* [What the exercise asks]: Report the number of lines containing "days", with no other words.

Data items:

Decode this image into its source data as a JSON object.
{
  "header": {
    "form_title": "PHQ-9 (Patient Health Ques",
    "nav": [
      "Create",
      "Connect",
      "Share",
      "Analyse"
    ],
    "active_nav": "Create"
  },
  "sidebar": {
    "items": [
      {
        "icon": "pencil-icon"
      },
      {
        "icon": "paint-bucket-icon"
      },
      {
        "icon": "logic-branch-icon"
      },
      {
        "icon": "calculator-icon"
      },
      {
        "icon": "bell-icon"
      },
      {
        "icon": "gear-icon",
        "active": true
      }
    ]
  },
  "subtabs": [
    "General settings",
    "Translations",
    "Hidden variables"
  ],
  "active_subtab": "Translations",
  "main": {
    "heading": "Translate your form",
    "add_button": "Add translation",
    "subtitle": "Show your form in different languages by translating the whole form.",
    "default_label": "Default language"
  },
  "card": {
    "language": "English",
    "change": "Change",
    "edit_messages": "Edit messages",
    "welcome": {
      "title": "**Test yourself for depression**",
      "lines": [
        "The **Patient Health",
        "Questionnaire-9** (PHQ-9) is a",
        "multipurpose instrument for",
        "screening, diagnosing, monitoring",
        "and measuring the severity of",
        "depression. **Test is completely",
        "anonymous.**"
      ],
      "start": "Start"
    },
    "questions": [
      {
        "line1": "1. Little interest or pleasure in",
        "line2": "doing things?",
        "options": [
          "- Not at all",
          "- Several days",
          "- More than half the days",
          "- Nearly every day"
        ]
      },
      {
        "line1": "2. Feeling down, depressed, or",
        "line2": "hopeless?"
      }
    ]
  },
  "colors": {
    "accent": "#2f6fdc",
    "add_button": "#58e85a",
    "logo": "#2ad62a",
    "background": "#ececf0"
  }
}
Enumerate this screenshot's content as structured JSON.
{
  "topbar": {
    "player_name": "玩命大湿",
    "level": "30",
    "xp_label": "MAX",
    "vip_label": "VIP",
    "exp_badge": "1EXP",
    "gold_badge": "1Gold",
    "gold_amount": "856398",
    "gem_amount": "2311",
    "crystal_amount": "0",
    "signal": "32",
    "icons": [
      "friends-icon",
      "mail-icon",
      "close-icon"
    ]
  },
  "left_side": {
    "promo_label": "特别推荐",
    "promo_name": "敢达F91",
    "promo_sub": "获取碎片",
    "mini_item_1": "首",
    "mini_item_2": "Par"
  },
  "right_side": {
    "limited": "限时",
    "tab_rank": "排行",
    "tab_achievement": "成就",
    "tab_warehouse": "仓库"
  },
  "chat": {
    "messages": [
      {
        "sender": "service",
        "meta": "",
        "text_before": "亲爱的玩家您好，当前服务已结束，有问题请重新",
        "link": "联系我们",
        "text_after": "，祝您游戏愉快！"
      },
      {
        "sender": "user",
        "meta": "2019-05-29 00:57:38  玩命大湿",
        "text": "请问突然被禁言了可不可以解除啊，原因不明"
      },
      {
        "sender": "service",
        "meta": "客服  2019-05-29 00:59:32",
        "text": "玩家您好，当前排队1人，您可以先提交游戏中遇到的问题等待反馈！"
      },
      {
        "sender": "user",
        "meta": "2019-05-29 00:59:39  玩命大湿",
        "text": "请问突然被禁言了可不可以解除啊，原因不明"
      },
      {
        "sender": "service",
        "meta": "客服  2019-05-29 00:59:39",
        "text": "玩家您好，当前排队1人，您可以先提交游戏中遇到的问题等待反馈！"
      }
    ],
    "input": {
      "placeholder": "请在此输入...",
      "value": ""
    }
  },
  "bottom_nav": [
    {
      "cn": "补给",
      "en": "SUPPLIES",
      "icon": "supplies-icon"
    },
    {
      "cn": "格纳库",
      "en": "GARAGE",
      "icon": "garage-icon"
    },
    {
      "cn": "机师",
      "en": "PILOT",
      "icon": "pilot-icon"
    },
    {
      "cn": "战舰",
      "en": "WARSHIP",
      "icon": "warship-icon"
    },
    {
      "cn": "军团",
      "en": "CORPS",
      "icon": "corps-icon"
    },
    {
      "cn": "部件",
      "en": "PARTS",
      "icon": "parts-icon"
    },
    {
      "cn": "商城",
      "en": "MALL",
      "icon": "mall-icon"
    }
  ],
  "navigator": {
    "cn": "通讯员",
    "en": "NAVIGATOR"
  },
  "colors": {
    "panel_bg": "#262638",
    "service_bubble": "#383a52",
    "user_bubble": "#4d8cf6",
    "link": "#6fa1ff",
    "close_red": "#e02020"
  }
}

* [Answer to the exercise]: 2